◆ Direction ◆
Reproduce every line of the listing below without alteration, omitting the pictures.

"""

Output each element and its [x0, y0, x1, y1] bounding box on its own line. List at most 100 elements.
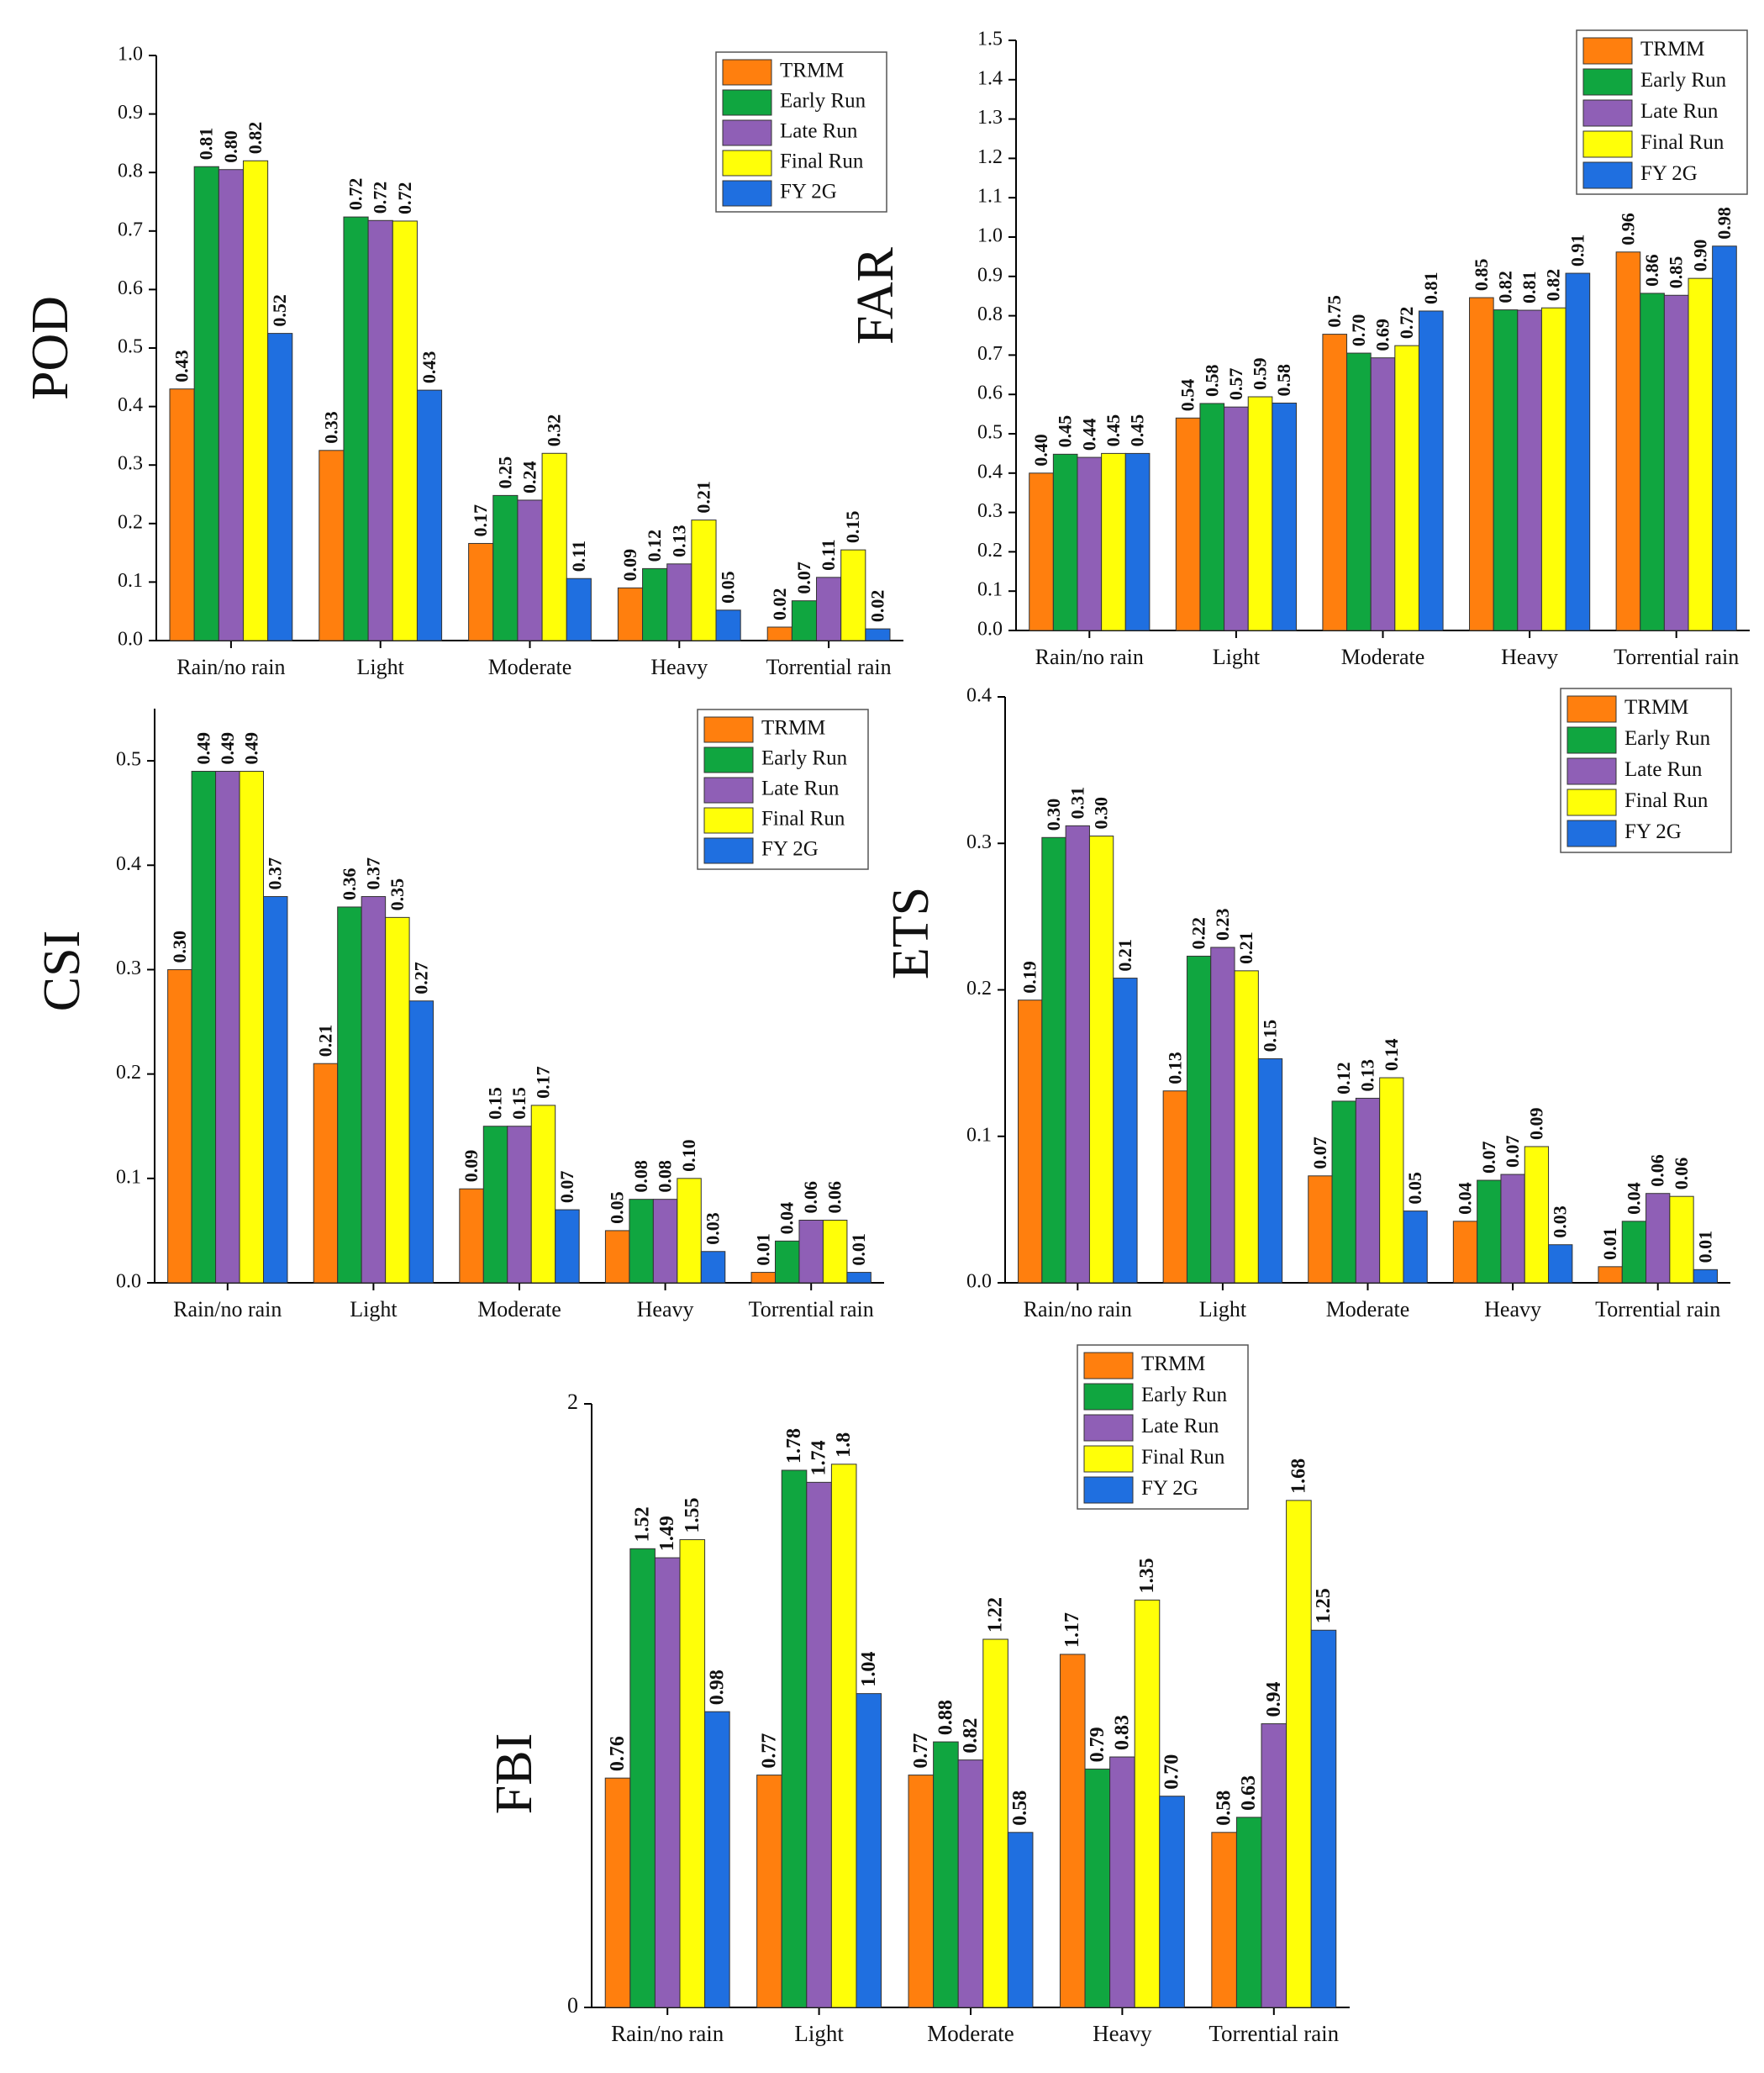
bar-final-run — [822, 1219, 848, 1284]
y-tick-label: 0.5 — [118, 336, 143, 358]
chart-panel-far: FAR 0.0 0.1 0.2 0.3 0.4 0.5 0.6 0.7 0.8 0.9 1.0 1.1 1… — [847, 29, 1750, 669]
bar-value-label: 0.19 — [1019, 961, 1040, 994]
bar-value-label: 0.40 — [1030, 434, 1051, 467]
x-category-label: Torrential rain — [1595, 1297, 1720, 1321]
legend-swatch-final-run — [1083, 1445, 1134, 1473]
bar-value-label: 0.21 — [692, 481, 713, 514]
y-tick-label: 0.9 — [118, 102, 143, 124]
y-tick-label: 0.1 — [118, 570, 143, 592]
y-tick-label: 0 — [567, 1993, 578, 2018]
bar-value-label: 0.81 — [1519, 272, 1540, 304]
legend-swatch-late-run — [703, 777, 754, 804]
bar-fy-2g — [704, 1711, 730, 2008]
legend-swatch-trmm — [1083, 1352, 1134, 1379]
bar-late-run — [816, 577, 842, 641]
legend-entry-label: FY 2G — [780, 181, 837, 203]
bar-final-run — [1540, 307, 1567, 631]
y-tick-label: 0.3 — [116, 957, 141, 979]
bar-value-label: 0.04 — [1623, 1182, 1644, 1215]
legend-entry-label: TRMM — [780, 60, 844, 82]
legend-swatch-early-run — [1083, 1383, 1134, 1411]
y-tick-label: 0.8 — [977, 303, 1003, 325]
x-category-label: Light — [350, 1297, 398, 1321]
bar-value-label: 0.72 — [370, 182, 391, 214]
bar-value-label: 0.85 — [1471, 259, 1492, 292]
bar-late-run — [1646, 1193, 1671, 1284]
bar-value-label: 1.25 — [1313, 1588, 1335, 1623]
bar-value-label: 0.14 — [1381, 1039, 1402, 1072]
bar-value-label: 0.98 — [1714, 207, 1735, 240]
bar-value-label: 1.74 — [808, 1440, 830, 1475]
bar-early-run — [1621, 1221, 1647, 1284]
bar-late-run — [1261, 1723, 1287, 2008]
x-category-label: Rain/no rain — [611, 2021, 724, 2046]
legend-swatch-fy-2g — [722, 180, 772, 207]
bar-value-label: 0.23 — [1212, 908, 1233, 941]
bar-value-label: 0.21 — [314, 1025, 335, 1058]
bar-final-run — [239, 771, 265, 1284]
y-tick-label: 0.0 — [116, 1271, 141, 1293]
y-tick-label: 0.4 — [977, 461, 1003, 483]
bar-trmm — [617, 587, 644, 641]
bar-value-label: 0.98 — [706, 1669, 728, 1705]
y-tick-label: 0.1 — [116, 1166, 141, 1188]
bar-value-label: 1.52 — [632, 1506, 654, 1542]
bar-early-run — [191, 771, 217, 1284]
x-category-label: Heavy — [650, 655, 708, 679]
bar-value-label: 1.49 — [656, 1516, 678, 1551]
y-tick-label: 0.4 — [116, 853, 141, 875]
bar-value-label: 1.68 — [1287, 1458, 1309, 1494]
bar-late-run — [957, 1759, 984, 2008]
chart-panel-fbi: FBI 0 2 Rain/no rain 0.76 1.52 1.491.55 0.98 Lig… — [486, 1344, 1350, 2046]
bar-value-label: 0.45 — [1127, 414, 1148, 447]
bar-early-run — [1640, 293, 1665, 631]
legend-swatch-early-run — [722, 89, 772, 116]
bar-value-label: 0.69 — [1372, 319, 1393, 351]
bar-value-label: 0.07 — [1478, 1142, 1499, 1174]
bar-value-label: 0.44 — [1078, 419, 1099, 451]
bar-value-label: 0.03 — [703, 1212, 724, 1245]
bar-final-run — [679, 1539, 706, 2008]
bar-value-label: 0.30 — [1091, 797, 1112, 830]
bar-fy-2g — [1418, 310, 1444, 631]
bar-early-run — [1041, 836, 1066, 1284]
bar-trmm — [604, 1230, 630, 1284]
bar-final-run — [385, 916, 410, 1284]
bar-value-label: 0.03 — [1550, 1205, 1571, 1238]
bar-value-label: 0.02 — [769, 588, 790, 620]
bar-value-label: 0.21 — [1114, 939, 1135, 972]
legend-entry-label: Final Run — [1141, 1446, 1225, 1469]
bar-early-run — [343, 216, 369, 641]
y-tick-label: 0.2 — [118, 511, 143, 533]
legend-swatch-final-run — [703, 807, 754, 834]
legend-swatch-late-run — [1083, 1414, 1134, 1442]
bar-value-label: 0.33 — [320, 411, 341, 444]
bar-value-label: 0.86 — [1641, 254, 1662, 287]
bar-late-run — [1109, 1756, 1135, 2008]
bar-fy-2g — [416, 389, 443, 641]
x-category-label: Heavy — [637, 1297, 694, 1321]
bar-late-run — [215, 771, 240, 1284]
bar-fy-2g — [267, 333, 293, 641]
y-tick-label: 0.6 — [118, 277, 143, 299]
bar-trmm — [1308, 1175, 1333, 1284]
legend-entry-label: Early Run — [1640, 69, 1727, 92]
bar-value-label: 0.05 — [1404, 1172, 1425, 1205]
bar-final-run — [1247, 396, 1273, 631]
legend-swatch-trmm — [1582, 37, 1633, 65]
bar-fy-2g — [846, 1272, 871, 1284]
bar-fy-2g — [1272, 402, 1297, 631]
bar-value-label: 0.82 — [245, 122, 266, 155]
legend-swatch-fy-2g — [1567, 820, 1617, 847]
bar-late-run — [218, 169, 244, 641]
bar-fy-2g — [865, 628, 891, 641]
x-category-label: Moderate — [1341, 645, 1425, 669]
bar-trmm — [1322, 334, 1348, 631]
bar-value-label: 0.27 — [410, 962, 431, 994]
bar-late-run — [654, 1557, 681, 2008]
bar-value-label: 0.82 — [960, 1718, 982, 1754]
legend-entry-label: Final Run — [1640, 131, 1725, 154]
bar-early-run — [193, 166, 219, 641]
bar-final-run — [1134, 1599, 1161, 2008]
bar-value-label: 0.37 — [362, 857, 383, 890]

"""

◆ Final answer ◆
Output each element and its [x0, y0, x1, y1] bounding box on its own line. List at most 100 elements.
bar-final-run — [822, 1219, 848, 1284]
y-tick-label: 0.5 — [118, 336, 143, 358]
chart-panel-far: FAR 0.0 0.1 0.2 0.3 0.4 0.5 0.6 0.7 0.8 0.9 1.0 1.1 1… — [847, 29, 1750, 669]
bar-value-label: 0.19 — [1019, 961, 1040, 994]
bar-value-label: 0.40 — [1030, 434, 1051, 467]
x-category-label: Torrential rain — [1595, 1297, 1720, 1321]
legend-swatch-final-run — [1083, 1445, 1134, 1473]
bar-value-label: 0.21 — [692, 481, 713, 514]
y-tick-label: 0.9 — [118, 102, 143, 124]
y-tick-label: 0.1 — [118, 570, 143, 592]
y-tick-label: 0 — [567, 1993, 578, 2018]
bar-value-label: 0.81 — [1519, 272, 1540, 304]
legend-swatch-late-run — [703, 777, 754, 804]
bar-fy-2g — [704, 1711, 730, 2008]
legend-swatch-trmm — [1083, 1352, 1134, 1379]
bar-late-run — [816, 577, 842, 641]
legend-entry-label: FY 2G — [780, 181, 837, 203]
bar-final-run — [1540, 307, 1567, 631]
y-tick-label: 0.3 — [116, 957, 141, 979]
bar-value-label: 0.04 — [1623, 1182, 1644, 1215]
legend-entry-label: TRMM — [780, 60, 844, 82]
legend-swatch-early-run — [1083, 1383, 1134, 1411]
y-tick-label: 0.8 — [977, 303, 1003, 325]
x-category-label: Light — [350, 1297, 398, 1321]
bar-value-label: 0.72 — [370, 182, 391, 214]
bar-value-label: 0.85 — [1471, 259, 1492, 292]
bar-late-run — [1646, 1193, 1671, 1284]
bar-value-label: 1.25 — [1313, 1588, 1335, 1623]
bar-value-label: 0.14 — [1381, 1039, 1402, 1072]
bar-value-label: 0.98 — [1714, 207, 1735, 240]
bar-value-label: 1.74 — [808, 1440, 830, 1475]
bar-early-run — [1621, 1221, 1647, 1284]
bar-late-run — [1261, 1723, 1287, 2008]
x-category-label: Rain/no rain — [611, 2021, 724, 2046]
legend-swatch-fy-2g — [722, 180, 772, 207]
bar-value-label: 0.23 — [1212, 908, 1233, 941]
bar-value-label: 0.21 — [314, 1025, 335, 1058]
bar-final-run — [239, 771, 265, 1284]
y-tick-label: 0.0 — [116, 1271, 141, 1293]
y-tick-label: 0.4 — [977, 461, 1003, 483]
bar-trmm — [617, 587, 644, 641]
bar-value-label: 0.98 — [706, 1669, 728, 1705]
y-tick-label: 0.1 — [116, 1166, 141, 1188]
bar-value-label: 1.52 — [632, 1506, 654, 1542]
bar-early-run — [191, 771, 217, 1284]
x-category-label: Heavy — [650, 655, 708, 679]
bar-value-label: 1.49 — [656, 1516, 678, 1551]
y-tick-label: 0.4 — [116, 853, 141, 875]
bar-value-label: 1.68 — [1287, 1458, 1309, 1494]
bar-late-run — [957, 1759, 984, 2008]
chart-panel-fbi: FBI 0 2 Rain/no rain 0.76 1.52 1.491.55 0.98 Lig… — [486, 1344, 1350, 2046]
bar-value-label: 0.45 — [1127, 414, 1148, 447]
bar-early-run — [1640, 293, 1665, 631]
legend-swatch-early-run — [722, 89, 772, 116]
bar-value-label: 0.69 — [1372, 319, 1393, 351]
bar-value-label: 0.07 — [1478, 1142, 1499, 1174]
bar-value-label: 0.44 — [1078, 419, 1099, 451]
bar-value-label: 0.03 — [703, 1212, 724, 1245]
bar-final-run — [679, 1539, 706, 2008]
bar-value-label: 0.30 — [1091, 797, 1112, 830]
bar-fy-2g — [1418, 310, 1444, 631]
bar-early-run — [1041, 836, 1066, 1284]
bar-trmm — [604, 1230, 630, 1284]
bar-final-run — [385, 916, 410, 1284]
bar-value-label: 0.03 — [1550, 1205, 1571, 1238]
bar-value-label: 0.02 — [769, 588, 790, 620]
bar-value-label: 0.21 — [1114, 939, 1135, 972]
legend-entry-label: Final Run — [1141, 1446, 1225, 1469]
bar-early-run — [343, 216, 369, 641]
y-tick-label: 0.2 — [118, 511, 143, 533]
legend-swatch-final-run — [703, 807, 754, 834]
legend-swatch-late-run — [1083, 1414, 1134, 1442]
bar-value-label: 0.33 — [320, 411, 341, 444]
bar-value-label: 0.86 — [1641, 254, 1662, 287]
bar-late-run — [1109, 1756, 1135, 2008]
bar-fy-2g — [416, 389, 443, 641]
x-category-label: Heavy — [637, 1297, 694, 1321]
bar-late-run — [215, 771, 240, 1284]
bar-fy-2g — [267, 333, 293, 641]
y-tick-label: 0.6 — [118, 277, 143, 299]
bar-trmm — [1308, 1175, 1333, 1284]
legend-entry-label: Early Run — [1640, 69, 1727, 92]
bar-value-label: 0.05 — [1404, 1172, 1425, 1205]
bar-final-run — [1247, 396, 1273, 631]
legend-swatch-trmm — [1582, 37, 1633, 65]
bar-fy-2g — [846, 1272, 871, 1284]
bar-fy-2g — [1272, 402, 1297, 631]
bar-value-label: 0.82 — [245, 122, 266, 155]
legend-swatch-fy-2g — [1567, 820, 1617, 847]
bar-late-run — [218, 169, 244, 641]
bar-fy-2g — [865, 628, 891, 641]
x-category-label: Moderate — [1341, 645, 1425, 669]
bar-trmm — [1322, 334, 1348, 631]
bar-value-label: 0.27 — [410, 962, 431, 994]
bar-late-run — [654, 1557, 681, 2008]
bar-value-label: 0.82 — [960, 1718, 982, 1754]
legend-entry-label: Final Run — [1640, 131, 1725, 154]
bar-early-run — [193, 166, 219, 641]
bar-final-run — [1134, 1599, 1161, 2008]
bar-value-label: 0.37 — [362, 857, 383, 890]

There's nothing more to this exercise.